**** MATERIAL FOR THE TASK ****

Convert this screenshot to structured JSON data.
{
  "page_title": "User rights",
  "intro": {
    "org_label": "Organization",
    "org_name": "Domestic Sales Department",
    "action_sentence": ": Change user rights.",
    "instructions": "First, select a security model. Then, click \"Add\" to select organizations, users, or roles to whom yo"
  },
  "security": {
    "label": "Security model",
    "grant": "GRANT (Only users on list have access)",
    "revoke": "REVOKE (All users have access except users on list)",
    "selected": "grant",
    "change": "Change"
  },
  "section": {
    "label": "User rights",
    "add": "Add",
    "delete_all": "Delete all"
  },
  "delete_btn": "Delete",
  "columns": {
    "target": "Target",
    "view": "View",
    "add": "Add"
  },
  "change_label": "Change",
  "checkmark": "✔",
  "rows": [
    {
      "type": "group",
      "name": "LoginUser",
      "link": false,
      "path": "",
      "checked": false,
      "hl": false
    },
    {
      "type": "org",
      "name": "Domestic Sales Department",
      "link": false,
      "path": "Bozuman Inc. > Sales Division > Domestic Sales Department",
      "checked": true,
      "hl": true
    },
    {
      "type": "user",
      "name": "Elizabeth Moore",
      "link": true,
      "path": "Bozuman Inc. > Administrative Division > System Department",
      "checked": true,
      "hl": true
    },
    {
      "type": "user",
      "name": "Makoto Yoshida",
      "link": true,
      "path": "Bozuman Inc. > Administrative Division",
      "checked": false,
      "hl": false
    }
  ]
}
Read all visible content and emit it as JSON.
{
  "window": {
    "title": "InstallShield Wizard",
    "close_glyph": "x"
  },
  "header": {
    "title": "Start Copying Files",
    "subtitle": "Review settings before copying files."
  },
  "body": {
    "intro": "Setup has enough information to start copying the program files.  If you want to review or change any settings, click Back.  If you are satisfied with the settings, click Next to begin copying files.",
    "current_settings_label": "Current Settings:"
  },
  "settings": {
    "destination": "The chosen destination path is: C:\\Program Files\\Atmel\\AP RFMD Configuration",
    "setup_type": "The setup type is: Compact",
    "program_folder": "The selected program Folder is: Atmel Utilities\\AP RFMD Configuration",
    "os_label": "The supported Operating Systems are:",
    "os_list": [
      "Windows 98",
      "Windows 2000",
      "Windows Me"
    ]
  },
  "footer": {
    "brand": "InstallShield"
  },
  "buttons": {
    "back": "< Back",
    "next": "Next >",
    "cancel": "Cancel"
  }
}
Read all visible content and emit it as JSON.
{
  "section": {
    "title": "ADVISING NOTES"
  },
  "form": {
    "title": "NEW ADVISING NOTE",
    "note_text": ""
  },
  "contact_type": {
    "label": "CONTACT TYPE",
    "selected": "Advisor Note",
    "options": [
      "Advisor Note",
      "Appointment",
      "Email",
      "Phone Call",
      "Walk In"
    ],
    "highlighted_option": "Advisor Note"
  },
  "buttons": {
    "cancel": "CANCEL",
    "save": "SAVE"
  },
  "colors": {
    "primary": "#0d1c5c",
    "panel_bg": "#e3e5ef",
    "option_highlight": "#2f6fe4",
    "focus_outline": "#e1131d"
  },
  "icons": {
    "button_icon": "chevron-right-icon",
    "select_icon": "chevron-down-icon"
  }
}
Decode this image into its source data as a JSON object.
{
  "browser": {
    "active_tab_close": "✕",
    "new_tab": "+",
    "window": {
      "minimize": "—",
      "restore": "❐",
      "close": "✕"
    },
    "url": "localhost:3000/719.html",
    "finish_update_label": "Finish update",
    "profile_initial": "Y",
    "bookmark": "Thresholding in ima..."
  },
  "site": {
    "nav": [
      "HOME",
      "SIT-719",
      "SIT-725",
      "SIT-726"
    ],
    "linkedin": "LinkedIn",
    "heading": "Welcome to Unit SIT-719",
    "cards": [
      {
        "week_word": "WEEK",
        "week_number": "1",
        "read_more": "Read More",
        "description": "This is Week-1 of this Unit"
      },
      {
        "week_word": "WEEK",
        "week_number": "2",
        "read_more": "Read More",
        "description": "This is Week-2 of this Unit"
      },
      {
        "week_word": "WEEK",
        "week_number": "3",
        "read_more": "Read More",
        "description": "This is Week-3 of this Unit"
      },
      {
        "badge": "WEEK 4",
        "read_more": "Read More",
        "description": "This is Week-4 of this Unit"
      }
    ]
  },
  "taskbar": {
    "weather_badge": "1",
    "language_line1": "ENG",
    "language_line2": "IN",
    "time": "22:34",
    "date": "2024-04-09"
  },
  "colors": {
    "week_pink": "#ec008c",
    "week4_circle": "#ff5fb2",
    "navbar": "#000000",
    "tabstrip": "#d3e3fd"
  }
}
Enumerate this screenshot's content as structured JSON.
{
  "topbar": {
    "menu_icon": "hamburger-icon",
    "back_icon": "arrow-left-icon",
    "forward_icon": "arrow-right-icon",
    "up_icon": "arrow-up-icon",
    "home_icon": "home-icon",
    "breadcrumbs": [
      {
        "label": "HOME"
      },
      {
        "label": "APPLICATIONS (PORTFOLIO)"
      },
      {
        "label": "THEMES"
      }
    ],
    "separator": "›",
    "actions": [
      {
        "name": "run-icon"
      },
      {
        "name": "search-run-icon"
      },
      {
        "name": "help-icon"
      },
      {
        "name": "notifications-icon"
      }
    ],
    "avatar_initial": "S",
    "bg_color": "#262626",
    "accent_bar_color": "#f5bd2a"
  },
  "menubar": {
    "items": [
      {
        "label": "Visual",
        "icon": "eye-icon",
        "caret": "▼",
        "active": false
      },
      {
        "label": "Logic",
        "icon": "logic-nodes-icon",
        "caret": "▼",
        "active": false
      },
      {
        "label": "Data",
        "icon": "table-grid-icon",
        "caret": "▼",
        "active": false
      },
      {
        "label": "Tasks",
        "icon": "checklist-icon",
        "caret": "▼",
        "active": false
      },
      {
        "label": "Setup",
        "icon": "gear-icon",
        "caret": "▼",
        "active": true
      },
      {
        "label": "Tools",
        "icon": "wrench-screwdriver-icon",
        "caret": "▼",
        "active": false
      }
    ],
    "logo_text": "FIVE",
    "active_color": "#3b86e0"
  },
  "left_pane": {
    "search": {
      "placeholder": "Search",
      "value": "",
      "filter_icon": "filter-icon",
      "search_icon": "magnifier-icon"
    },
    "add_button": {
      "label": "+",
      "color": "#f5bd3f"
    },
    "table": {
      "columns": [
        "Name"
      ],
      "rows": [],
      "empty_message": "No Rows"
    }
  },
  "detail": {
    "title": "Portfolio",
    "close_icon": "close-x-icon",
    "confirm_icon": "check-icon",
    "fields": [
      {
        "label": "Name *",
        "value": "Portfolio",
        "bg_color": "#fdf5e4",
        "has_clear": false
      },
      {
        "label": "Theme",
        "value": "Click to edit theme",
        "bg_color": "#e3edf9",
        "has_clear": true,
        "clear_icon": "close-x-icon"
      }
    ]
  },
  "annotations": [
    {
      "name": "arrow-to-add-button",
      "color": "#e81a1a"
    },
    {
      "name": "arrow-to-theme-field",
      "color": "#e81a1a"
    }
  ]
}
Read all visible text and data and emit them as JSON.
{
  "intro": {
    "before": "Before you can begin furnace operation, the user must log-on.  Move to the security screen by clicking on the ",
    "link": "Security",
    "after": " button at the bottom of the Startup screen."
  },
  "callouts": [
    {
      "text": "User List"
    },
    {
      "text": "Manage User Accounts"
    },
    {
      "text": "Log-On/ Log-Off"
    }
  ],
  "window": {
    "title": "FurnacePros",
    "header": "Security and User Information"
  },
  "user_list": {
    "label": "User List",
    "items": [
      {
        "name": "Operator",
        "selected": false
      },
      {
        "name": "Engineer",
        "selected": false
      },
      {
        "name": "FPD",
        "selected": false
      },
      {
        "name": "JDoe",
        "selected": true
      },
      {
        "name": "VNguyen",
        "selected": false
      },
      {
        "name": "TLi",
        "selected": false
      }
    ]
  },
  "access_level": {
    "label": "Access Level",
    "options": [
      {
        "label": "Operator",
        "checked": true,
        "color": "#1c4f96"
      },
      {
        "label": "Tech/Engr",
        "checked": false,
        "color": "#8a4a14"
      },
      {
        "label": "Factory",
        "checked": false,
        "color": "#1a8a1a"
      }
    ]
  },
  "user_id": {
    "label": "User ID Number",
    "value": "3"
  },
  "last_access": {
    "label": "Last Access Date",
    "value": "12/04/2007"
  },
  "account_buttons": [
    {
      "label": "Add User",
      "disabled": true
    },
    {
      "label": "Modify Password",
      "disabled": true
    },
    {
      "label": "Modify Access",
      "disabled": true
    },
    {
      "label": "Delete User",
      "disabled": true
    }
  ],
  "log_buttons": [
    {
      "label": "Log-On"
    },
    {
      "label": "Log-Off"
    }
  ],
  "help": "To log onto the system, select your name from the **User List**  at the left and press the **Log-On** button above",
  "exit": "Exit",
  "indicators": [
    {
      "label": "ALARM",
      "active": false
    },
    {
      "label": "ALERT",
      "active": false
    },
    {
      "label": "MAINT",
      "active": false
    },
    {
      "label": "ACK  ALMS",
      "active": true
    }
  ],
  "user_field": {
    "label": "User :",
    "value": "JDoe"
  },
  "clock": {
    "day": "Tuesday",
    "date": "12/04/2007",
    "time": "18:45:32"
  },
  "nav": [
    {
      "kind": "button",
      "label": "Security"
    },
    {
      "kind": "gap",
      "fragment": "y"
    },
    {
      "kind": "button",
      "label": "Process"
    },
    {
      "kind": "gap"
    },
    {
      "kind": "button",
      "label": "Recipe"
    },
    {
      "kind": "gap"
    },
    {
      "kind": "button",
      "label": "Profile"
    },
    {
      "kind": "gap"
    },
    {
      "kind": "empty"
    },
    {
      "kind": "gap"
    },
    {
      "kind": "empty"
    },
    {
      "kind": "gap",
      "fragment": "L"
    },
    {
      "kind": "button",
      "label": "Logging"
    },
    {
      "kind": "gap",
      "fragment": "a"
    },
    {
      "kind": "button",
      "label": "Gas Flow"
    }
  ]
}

****

SET TASK =
Report all lines of the data that include the word "Bozuman".

TASK RESULT =
      "path": "Bozuman Inc. > Sales Division > Domestic Sales Department",
      "path": "Bozuman Inc. > Administrative Division > System Department",
      "path": "Bozuman Inc. > Administrative Division",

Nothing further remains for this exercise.